Repeat the lines beginning at the one with "Read out every word on this page." and running to the end of the material, keeping the first and last of them, exactly as they appear.

[Data records]
########
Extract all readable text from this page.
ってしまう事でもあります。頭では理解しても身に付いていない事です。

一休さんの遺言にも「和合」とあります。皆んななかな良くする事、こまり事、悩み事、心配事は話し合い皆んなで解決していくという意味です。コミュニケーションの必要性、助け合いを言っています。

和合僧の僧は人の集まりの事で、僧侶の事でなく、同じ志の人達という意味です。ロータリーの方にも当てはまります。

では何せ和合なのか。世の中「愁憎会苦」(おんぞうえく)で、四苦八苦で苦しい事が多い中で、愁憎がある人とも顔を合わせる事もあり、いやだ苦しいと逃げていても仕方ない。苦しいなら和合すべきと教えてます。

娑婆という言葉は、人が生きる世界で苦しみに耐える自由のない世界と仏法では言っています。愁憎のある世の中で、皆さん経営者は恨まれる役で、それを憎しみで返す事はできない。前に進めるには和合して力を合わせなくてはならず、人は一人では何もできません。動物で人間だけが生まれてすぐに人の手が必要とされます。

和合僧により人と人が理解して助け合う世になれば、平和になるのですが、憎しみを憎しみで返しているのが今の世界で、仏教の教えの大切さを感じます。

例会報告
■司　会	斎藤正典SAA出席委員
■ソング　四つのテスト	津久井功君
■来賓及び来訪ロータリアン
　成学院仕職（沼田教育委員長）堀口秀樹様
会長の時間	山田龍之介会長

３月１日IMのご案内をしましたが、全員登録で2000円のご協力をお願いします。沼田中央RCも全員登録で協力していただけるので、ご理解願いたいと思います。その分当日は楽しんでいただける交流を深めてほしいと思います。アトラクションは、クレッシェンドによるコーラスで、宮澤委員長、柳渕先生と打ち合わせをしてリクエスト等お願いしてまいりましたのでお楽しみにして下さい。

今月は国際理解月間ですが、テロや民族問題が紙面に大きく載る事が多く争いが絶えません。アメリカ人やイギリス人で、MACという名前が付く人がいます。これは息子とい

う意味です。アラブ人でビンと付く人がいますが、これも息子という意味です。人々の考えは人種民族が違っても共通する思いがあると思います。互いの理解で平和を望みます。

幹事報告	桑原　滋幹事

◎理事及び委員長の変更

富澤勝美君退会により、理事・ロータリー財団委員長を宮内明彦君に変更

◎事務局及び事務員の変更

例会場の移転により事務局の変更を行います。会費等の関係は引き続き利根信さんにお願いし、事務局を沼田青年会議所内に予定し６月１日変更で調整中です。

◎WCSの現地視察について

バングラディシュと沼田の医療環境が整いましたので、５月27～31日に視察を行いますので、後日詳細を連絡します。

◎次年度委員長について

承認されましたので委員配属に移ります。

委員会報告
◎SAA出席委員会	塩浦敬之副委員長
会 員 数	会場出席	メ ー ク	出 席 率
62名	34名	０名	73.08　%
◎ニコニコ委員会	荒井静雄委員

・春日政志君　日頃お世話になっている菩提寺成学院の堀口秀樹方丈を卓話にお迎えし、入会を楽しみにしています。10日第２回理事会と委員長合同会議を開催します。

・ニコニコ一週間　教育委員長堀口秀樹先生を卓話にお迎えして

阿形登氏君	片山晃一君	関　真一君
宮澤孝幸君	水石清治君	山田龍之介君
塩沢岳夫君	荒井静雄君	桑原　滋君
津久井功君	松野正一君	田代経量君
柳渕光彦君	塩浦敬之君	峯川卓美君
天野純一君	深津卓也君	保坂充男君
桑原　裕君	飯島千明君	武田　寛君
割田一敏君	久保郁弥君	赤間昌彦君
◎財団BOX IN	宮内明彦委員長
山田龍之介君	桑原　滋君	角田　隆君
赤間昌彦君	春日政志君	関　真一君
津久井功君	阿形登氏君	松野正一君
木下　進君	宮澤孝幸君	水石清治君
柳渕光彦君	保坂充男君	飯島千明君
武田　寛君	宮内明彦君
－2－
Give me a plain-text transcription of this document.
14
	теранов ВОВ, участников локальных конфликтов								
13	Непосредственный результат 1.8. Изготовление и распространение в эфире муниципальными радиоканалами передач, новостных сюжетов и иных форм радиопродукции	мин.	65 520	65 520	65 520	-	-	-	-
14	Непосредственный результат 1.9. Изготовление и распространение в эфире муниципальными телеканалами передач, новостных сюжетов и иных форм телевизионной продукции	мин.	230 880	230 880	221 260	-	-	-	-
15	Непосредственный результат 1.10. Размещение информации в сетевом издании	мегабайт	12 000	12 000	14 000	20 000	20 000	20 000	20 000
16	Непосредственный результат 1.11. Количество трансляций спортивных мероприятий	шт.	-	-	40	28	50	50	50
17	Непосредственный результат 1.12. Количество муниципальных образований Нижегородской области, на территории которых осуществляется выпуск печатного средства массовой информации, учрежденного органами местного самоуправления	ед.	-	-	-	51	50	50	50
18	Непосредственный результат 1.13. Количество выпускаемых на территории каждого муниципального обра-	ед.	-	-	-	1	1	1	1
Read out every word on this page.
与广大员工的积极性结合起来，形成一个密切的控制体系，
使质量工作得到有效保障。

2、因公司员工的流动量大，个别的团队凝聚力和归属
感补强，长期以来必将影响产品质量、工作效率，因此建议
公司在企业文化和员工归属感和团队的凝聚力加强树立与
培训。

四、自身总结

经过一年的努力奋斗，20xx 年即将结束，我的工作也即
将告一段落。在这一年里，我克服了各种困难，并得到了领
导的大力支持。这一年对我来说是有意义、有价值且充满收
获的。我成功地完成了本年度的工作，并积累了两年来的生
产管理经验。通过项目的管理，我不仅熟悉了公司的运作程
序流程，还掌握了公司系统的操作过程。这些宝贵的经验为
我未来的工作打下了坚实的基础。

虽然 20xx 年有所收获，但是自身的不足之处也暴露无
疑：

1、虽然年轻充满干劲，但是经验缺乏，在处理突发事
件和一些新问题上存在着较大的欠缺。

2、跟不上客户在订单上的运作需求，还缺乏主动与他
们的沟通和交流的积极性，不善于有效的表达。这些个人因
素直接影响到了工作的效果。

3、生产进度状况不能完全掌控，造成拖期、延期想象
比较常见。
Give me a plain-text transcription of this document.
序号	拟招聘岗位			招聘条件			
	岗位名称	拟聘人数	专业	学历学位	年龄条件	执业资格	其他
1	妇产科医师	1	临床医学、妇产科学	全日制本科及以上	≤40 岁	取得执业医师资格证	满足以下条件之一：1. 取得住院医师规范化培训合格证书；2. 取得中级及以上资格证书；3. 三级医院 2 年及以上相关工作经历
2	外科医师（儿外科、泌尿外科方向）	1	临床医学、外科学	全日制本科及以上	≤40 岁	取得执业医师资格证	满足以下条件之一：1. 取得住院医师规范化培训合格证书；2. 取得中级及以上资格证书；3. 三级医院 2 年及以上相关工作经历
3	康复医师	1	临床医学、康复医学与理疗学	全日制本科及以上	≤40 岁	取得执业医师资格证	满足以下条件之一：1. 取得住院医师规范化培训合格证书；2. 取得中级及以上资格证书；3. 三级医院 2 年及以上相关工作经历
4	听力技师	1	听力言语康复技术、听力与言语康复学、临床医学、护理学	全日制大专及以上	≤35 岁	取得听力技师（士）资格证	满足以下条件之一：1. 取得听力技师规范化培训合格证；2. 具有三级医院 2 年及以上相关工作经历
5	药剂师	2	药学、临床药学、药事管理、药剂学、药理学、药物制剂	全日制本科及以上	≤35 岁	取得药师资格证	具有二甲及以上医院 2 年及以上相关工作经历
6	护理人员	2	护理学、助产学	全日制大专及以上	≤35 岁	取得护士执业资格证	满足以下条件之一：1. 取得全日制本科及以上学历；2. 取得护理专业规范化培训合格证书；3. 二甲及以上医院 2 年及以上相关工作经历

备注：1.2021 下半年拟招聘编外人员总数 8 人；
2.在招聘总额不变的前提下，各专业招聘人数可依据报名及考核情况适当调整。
########
Right answer:
Read out every word on this page.
与广大员工的积极性结合起来，形成一个密切的控制体系，
使质量工作得到有效保障。

2、因公司员工的流动量大，个别的团队凝聚力和归属
感补强，长期以来必将影响产品质量、工作效率，因此建议
公司在企业文化和员工归属感和团队的凝聚力加强树立与
培训。

四、自身总结

经过一年的努力奋斗，20xx 年即将结束，我的工作也即
将告一段落。在这一年里，我克服了各种困难，并得到了领
导的大力支持。这一年对我来说是有意义、有价值且充满收
获的。我成功地完成了本年度的工作，并积累了两年来的生
产管理经验。通过项目的管理，我不仅熟悉了公司的运作程
序流程，还掌握了公司系统的操作过程。这些宝贵的经验为
我未来的工作打下了坚实的基础。

虽然 20xx 年有所收获，但是自身的不足之处也暴露无
疑：

1、虽然年轻充满干劲，但是经验缺乏，在处理突发事
件和一些新问题上存在着较大的欠缺。

2、跟不上客户在订单上的运作需求，还缺乏主动与他
们的沟通和交流的积极性，不善于有效的表达。这些个人因
素直接影响到了工作的效果。

3、生产进度状况不能完全掌控，造成拖期、延期想象
比较常见。
Give me a plain-text transcription of this document.
序号	拟招聘岗位			招聘条件			
	岗位名称	拟聘人数	专业	学历学位	年龄条件	执业资格	其他
1	妇产科医师	1	临床医学、妇产科学	全日制本科及以上	≤40 岁	取得执业医师资格证	满足以下条件之一：1. 取得住院医师规范化培训合格证书；2. 取得中级及以上资格证书；3. 三级医院 2 年及以上相关工作经历
2	外科医师（儿外科、泌尿外科方向）	1	临床医学、外科学	全日制本科及以上	≤40 岁	取得执业医师资格证	满足以下条件之一：1. 取得住院医师规范化培训合格证书；2. 取得中级及以上资格证书；3. 三级医院 2 年及以上相关工作经历
3	康复医师	1	临床医学、康复医学与理疗学	全日制本科及以上	≤40 岁	取得执业医师资格证	满足以下条件之一：1. 取得住院医师规范化培训合格证书；2. 取得中级及以上资格证书；3. 三级医院 2 年及以上相关工作经历
4	听力技师	1	听力言语康复技术、听力与言语康复学、临床医学、护理学	全日制大专及以上	≤35 岁	取得听力技师（士）资格证	满足以下条件之一：1. 取得听力技师规范化培训合格证；2. 具有三级医院 2 年及以上相关工作经历
5	药剂师	2	药学、临床药学、药事管理、药剂学、药理学、药物制剂	全日制本科及以上	≤35 岁	取得药师资格证	具有二甲及以上医院 2 年及以上相关工作经历
6	护理人员	2	护理学、助产学	全日制大专及以上	≤35 岁	取得护士执业资格证	满足以下条件之一：1. 取得全日制本科及以上学历；2. 取得护理专业规范化培训合格证书；3. 二甲及以上医院 2 年及以上相关工作经历

备注：1.2021 下半年拟招聘编外人员总数 8 人；
2.在招聘总额不变的前提下，各专业招聘人数可依据报名及考核情况适当调整。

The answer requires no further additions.